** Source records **
┌──

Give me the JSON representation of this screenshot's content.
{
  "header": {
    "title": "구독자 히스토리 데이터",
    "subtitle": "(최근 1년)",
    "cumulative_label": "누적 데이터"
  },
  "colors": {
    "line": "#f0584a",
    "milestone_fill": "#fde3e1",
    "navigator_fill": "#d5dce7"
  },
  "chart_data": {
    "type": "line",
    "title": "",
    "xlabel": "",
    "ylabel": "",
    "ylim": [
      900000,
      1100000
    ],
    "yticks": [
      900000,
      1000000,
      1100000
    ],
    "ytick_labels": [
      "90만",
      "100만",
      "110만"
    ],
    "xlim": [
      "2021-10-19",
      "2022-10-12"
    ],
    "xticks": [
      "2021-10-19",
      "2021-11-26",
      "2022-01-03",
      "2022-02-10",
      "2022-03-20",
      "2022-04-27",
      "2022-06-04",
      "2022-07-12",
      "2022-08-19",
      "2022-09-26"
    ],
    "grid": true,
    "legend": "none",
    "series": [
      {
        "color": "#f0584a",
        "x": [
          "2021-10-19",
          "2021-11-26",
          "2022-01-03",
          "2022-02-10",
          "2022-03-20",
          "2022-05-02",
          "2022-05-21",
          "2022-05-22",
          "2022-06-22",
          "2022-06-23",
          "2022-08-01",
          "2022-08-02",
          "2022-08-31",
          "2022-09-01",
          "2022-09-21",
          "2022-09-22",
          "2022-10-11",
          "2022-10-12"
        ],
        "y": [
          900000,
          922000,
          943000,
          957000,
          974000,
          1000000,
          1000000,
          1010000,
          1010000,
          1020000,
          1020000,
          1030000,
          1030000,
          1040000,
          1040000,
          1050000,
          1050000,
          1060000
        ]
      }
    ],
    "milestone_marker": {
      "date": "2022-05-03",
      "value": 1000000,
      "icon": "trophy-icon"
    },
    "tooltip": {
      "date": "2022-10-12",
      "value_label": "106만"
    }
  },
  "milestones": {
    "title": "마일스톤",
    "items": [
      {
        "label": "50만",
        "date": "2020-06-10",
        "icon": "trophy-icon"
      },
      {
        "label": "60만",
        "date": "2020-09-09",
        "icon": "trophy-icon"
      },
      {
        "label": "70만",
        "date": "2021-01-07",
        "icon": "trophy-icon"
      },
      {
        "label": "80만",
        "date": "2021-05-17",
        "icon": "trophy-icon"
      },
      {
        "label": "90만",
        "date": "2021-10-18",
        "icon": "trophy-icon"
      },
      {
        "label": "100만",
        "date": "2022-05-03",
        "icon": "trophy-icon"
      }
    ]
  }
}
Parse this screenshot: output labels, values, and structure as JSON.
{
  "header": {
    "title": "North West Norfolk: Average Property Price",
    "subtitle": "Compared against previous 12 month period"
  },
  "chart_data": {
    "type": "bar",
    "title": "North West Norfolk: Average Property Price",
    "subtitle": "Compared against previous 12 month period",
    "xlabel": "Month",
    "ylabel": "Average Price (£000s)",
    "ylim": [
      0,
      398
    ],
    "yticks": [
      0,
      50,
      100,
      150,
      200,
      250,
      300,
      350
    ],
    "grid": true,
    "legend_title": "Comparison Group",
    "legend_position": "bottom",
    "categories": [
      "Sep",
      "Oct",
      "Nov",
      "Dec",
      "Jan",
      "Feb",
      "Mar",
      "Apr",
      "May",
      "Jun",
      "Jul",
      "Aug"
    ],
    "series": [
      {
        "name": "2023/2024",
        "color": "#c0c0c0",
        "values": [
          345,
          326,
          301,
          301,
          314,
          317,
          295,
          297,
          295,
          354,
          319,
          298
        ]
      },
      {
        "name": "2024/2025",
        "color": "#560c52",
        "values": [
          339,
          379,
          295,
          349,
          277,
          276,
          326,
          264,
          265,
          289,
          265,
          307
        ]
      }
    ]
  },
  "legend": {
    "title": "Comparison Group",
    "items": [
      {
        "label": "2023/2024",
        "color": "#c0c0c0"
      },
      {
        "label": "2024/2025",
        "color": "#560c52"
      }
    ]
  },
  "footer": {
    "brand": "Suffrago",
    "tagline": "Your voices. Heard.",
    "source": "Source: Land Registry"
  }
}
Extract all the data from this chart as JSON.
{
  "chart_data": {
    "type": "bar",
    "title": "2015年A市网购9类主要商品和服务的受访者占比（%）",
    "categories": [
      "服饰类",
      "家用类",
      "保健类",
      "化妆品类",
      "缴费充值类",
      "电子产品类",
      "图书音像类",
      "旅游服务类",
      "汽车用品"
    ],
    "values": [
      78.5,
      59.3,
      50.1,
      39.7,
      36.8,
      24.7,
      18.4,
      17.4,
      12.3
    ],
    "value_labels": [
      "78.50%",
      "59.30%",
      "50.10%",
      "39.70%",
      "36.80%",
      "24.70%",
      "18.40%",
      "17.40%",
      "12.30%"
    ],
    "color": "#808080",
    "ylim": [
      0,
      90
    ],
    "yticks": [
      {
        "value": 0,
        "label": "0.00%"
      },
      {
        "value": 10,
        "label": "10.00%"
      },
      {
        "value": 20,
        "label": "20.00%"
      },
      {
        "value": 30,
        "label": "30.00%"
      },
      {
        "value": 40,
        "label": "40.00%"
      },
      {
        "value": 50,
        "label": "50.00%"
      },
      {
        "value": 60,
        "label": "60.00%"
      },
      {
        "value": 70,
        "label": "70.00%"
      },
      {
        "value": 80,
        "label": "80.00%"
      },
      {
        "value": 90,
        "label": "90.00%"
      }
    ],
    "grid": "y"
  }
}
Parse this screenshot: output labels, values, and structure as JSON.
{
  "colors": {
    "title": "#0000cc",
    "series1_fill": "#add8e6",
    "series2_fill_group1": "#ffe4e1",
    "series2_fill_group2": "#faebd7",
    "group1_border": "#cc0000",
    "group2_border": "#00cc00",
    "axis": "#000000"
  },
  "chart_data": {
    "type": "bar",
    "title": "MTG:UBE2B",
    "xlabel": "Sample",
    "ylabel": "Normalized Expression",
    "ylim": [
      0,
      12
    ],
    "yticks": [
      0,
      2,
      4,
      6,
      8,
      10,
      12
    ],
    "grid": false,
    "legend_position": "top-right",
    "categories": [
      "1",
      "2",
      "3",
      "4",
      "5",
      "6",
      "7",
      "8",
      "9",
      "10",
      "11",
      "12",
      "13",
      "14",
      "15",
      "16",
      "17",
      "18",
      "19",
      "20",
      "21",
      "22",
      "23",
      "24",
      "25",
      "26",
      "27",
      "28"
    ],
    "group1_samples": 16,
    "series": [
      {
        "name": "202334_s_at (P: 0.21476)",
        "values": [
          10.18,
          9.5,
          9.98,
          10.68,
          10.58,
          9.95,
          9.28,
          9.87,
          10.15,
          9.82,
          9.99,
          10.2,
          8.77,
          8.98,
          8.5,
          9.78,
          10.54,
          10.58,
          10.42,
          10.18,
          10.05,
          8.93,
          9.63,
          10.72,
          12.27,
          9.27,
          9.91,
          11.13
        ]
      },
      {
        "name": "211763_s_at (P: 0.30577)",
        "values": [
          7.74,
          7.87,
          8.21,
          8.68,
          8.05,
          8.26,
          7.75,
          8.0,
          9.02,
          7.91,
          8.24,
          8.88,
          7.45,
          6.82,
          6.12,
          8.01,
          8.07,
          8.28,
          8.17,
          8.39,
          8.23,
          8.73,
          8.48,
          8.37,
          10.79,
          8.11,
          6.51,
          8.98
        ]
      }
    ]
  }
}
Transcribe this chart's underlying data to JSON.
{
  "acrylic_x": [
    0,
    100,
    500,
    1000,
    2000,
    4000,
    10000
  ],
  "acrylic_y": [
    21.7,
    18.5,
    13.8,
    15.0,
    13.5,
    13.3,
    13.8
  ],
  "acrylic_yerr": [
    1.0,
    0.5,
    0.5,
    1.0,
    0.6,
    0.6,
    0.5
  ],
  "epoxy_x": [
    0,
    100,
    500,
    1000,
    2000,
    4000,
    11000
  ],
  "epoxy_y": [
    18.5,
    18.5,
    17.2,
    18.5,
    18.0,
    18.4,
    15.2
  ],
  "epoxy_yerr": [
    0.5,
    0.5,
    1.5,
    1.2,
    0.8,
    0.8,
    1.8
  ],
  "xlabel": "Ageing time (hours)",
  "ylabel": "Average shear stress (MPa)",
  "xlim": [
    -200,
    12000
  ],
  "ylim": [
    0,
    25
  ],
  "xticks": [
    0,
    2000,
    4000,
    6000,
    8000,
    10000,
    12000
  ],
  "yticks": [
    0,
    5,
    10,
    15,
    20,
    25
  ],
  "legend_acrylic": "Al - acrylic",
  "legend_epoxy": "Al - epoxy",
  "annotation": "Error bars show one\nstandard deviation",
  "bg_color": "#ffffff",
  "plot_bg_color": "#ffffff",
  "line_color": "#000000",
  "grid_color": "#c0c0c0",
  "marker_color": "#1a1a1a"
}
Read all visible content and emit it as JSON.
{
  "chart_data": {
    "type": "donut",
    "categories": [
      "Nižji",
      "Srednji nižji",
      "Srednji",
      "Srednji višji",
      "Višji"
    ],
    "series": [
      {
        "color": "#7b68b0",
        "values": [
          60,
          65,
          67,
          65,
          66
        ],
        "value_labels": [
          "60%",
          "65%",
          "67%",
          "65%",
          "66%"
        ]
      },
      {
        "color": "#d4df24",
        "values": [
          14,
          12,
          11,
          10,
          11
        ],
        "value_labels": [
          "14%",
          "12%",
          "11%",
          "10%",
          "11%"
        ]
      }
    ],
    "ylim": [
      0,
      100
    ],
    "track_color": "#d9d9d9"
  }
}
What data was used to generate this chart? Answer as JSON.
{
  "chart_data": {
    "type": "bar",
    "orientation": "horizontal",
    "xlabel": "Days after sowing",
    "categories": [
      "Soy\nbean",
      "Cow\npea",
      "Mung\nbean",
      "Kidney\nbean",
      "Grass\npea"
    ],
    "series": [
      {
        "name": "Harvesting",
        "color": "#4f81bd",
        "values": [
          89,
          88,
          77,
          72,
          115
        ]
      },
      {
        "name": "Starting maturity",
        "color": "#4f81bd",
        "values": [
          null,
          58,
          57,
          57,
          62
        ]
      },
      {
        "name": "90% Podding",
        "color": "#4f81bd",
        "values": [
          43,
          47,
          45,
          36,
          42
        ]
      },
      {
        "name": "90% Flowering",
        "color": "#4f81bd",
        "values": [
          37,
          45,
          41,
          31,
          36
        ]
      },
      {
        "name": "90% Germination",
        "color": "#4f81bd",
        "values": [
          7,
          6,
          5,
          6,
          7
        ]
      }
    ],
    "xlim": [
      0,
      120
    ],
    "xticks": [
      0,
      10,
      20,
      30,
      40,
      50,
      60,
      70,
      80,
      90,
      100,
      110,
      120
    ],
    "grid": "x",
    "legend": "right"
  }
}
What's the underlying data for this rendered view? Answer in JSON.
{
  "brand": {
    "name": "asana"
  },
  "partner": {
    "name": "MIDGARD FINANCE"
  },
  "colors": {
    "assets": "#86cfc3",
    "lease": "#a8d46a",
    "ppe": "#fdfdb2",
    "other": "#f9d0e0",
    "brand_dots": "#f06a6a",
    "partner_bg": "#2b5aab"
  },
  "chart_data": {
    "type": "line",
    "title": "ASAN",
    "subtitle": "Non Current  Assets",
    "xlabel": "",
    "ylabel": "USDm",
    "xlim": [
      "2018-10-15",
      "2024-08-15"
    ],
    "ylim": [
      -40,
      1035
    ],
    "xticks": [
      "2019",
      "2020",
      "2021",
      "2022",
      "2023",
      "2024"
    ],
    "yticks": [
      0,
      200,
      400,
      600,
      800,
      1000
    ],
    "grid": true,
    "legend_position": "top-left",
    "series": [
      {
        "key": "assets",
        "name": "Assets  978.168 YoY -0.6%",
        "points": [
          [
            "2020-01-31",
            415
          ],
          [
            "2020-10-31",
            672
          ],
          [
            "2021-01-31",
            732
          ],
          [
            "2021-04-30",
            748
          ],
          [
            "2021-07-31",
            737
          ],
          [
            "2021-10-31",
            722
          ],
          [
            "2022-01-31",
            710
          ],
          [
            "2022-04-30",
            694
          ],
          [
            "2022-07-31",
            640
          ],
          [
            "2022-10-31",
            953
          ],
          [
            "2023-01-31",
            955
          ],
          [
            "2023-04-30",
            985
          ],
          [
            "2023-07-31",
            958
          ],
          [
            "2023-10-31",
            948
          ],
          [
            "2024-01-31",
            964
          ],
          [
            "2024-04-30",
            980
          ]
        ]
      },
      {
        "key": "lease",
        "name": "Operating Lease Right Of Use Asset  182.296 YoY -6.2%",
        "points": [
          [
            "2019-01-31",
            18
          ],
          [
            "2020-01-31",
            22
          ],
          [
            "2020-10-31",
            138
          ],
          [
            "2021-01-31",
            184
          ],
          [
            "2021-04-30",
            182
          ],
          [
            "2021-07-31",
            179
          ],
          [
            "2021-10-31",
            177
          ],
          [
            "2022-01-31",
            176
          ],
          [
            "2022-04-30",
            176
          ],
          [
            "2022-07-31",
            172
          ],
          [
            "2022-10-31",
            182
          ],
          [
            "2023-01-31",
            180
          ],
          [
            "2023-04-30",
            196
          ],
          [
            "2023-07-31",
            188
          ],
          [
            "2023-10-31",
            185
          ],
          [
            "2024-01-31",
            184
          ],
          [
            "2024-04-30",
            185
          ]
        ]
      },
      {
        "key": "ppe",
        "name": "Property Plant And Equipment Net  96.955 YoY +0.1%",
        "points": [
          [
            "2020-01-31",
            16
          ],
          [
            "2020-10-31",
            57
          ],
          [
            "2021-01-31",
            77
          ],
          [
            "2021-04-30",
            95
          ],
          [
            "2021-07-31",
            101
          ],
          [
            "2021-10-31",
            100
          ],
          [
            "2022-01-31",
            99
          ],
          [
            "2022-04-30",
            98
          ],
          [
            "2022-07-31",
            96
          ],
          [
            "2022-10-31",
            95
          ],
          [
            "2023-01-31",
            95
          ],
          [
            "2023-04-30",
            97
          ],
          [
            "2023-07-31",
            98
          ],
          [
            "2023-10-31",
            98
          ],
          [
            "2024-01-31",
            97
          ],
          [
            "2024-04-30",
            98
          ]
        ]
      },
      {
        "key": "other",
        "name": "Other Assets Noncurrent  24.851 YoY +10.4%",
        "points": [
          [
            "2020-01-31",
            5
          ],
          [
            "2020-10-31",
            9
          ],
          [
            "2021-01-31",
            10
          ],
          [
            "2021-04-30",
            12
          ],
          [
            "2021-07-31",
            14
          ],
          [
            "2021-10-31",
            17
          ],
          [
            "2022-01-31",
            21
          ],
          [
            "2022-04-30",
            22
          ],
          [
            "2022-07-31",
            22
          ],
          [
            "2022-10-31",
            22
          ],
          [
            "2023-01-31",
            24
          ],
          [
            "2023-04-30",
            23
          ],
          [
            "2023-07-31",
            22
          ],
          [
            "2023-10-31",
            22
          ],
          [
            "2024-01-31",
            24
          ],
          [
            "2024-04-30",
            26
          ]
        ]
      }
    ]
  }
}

└──

Tally up the lines holding the string "underlying" in this listing, and report the total alone.

2